-- START Dataset records --

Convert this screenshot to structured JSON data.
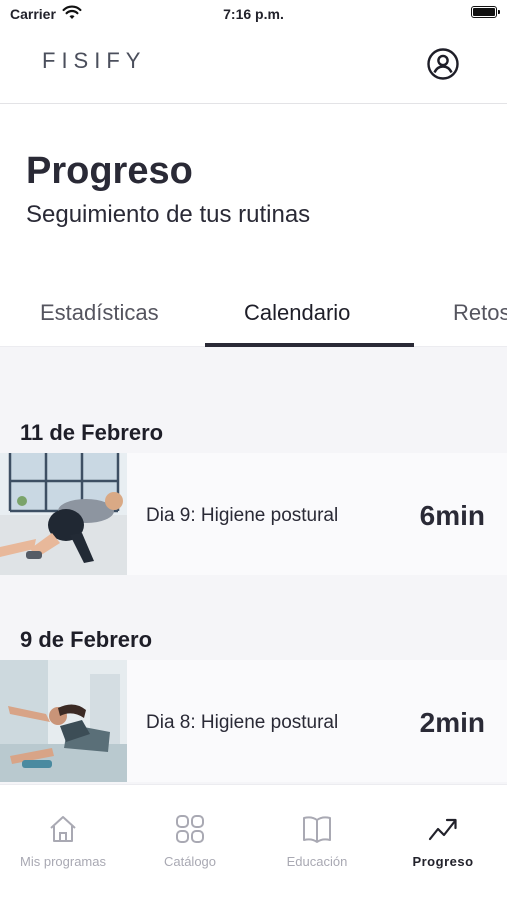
{
  "status": {
    "carrier": "Carrier",
    "time": "7:16 p.m."
  },
  "header": {
    "logo": "FISIFY",
    "profile_icon": "user-circle-icon"
  },
  "page": {
    "title": "Progreso",
    "subtitle": "Seguimiento de tus rutinas"
  },
  "tabs": [
    {
      "label": "Estadísticas",
      "active": false
    },
    {
      "label": "Calendario",
      "active": true
    },
    {
      "label": "Retos",
      "active": false
    }
  ],
  "days": [
    {
      "date": "11 de Febrero",
      "session": {
        "name": "Dia 9: Higiene postural",
        "duration": "6min",
        "thumbnail": "exercise-photo"
      }
    },
    {
      "date": "9 de Febrero",
      "session": {
        "name": "Dia 8: Higiene postural",
        "duration": "2min",
        "thumbnail": "exercise-photo"
      }
    }
  ],
  "tab_bar": [
    {
      "label": "Mis programas",
      "icon": "home-icon",
      "active": false
    },
    {
      "label": "Catálogo",
      "icon": "grid-icon",
      "active": false
    },
    {
      "label": "Educación",
      "icon": "book-icon",
      "active": false
    },
    {
      "label": "Progreso",
      "icon": "trending-up-icon",
      "active": true
    }
  ],
  "colors": {
    "text": "#2a2a36",
    "muted": "#a9a9b3",
    "content_bg": "#f5f5f8"
  }
}
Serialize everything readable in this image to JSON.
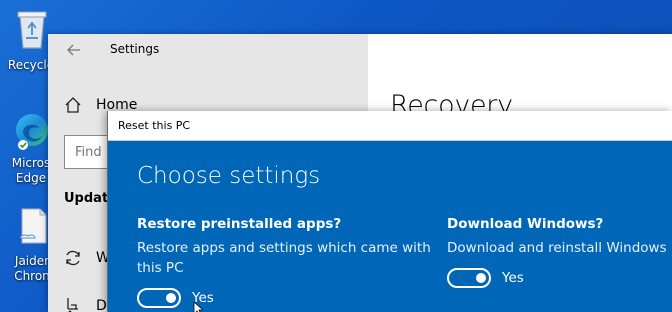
{
  "desktop": {
    "icons": [
      {
        "label": "Recycle",
        "icon": "recycle-bin-icon"
      },
      {
        "label_line1": "Micros",
        "label_line2": "Edge",
        "icon": "edge-icon"
      },
      {
        "label_line1": "Jaider",
        "label_line2": "Chron",
        "icon": "document-icon"
      }
    ]
  },
  "settings": {
    "title": "Settings",
    "nav": {
      "home_label": "Home",
      "search_placeholder": "Find",
      "section_heading": "Update",
      "items": [
        {
          "label": "W",
          "icon": "sync-icon"
        },
        {
          "label": "De",
          "icon": "delivery-icon"
        }
      ]
    },
    "page_heading": "Recovery"
  },
  "reset_dialog": {
    "title": "Reset this PC",
    "heading": "Choose settings",
    "options": [
      {
        "title": "Restore preinstalled apps?",
        "description_line1": "Restore apps and settings which came with",
        "description_line2": "this PC",
        "toggle_label": "Yes",
        "on": true
      },
      {
        "title": "Download Windows?",
        "description_line1": "Download and reinstall Windows",
        "toggle_label": "Yes",
        "on": true
      }
    ]
  }
}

-- END Dataset records --

- [What you should do]: Transcribe the material exactly, and leave out whatever pictures it holds.

- [Answer to this exercise]:
Convert this screenshot to structured JSON data.
{
  "status": {
    "carrier": "Carrier",
    "time": "7:16 p.m."
  },
  "header": {
    "logo": "FISIFY",
    "profile_icon": "user-circle-icon"
  },
  "page": {
    "title": "Progreso",
    "subtitle": "Seguimiento de tus rutinas"
  },
  "tabs": [
    {
      "label": "Estadísticas",
      "active": false
    },
    {
      "label": "Calendario",
      "active": true
    },
    {
      "label": "Retos",
      "active": false
    }
  ],
  "days": [
    {
      "date": "11 de Febrero",
      "session": {
        "name": "Dia 9: Higiene postural",
        "duration": "6min",
        "thumbnail": "exercise-photo"
      }
    },
    {
      "date": "9 de Febrero",
      "session": {
        "name": "Dia 8: Higiene postural",
        "duration": "2min",
        "thumbnail": "exercise-photo"
      }
    }
  ],
  "tab_bar": [
    {
      "label": "Mis programas",
      "icon": "home-icon",
      "active": false
    },
    {
      "label": "Catálogo",
      "icon": "grid-icon",
      "active": false
    },
    {
      "label": "Educación",
      "icon": "book-icon",
      "active": false
    },
    {
      "label": "Progreso",
      "icon": "trending-up-icon",
      "active": true
    }
  ],
  "colors": {
    "text": "#2a2a36",
    "muted": "#a9a9b3",
    "content_bg": "#f5f5f8"
  }
}
Serialize everything readable in this image to JSON.
{
  "desktop": {
    "icons": [
      {
        "label": "Recycle",
        "icon": "recycle-bin-icon"
      },
      {
        "label_line1": "Micros",
        "label_line2": "Edge",
        "icon": "edge-icon"
      },
      {
        "label_line1": "Jaider",
        "label_line2": "Chron",
        "icon": "document-icon"
      }
    ]
  },
  "settings": {
    "title": "Settings",
    "nav": {
      "home_label": "Home",
      "search_placeholder": "Find",
      "section_heading": "Update",
      "items": [
        {
          "label": "W",
          "icon": "sync-icon"
        },
        {
          "label": "De",
          "icon": "delivery-icon"
        }
      ]
    },
    "page_heading": "Recovery"
  },
  "reset_dialog": {
    "title": "Reset this PC",
    "heading": "Choose settings",
    "options": [
      {
        "title": "Restore preinstalled apps?",
        "description_line1": "Restore apps and settings which came with",
        "description_line2": "this PC",
        "toggle_label": "Yes",
        "on": true
      },
      {
        "title": "Download Windows?",
        "description_line1": "Download and reinstall Windows",
        "toggle_label": "Yes",
        "on": true
      }
    ]
  }
}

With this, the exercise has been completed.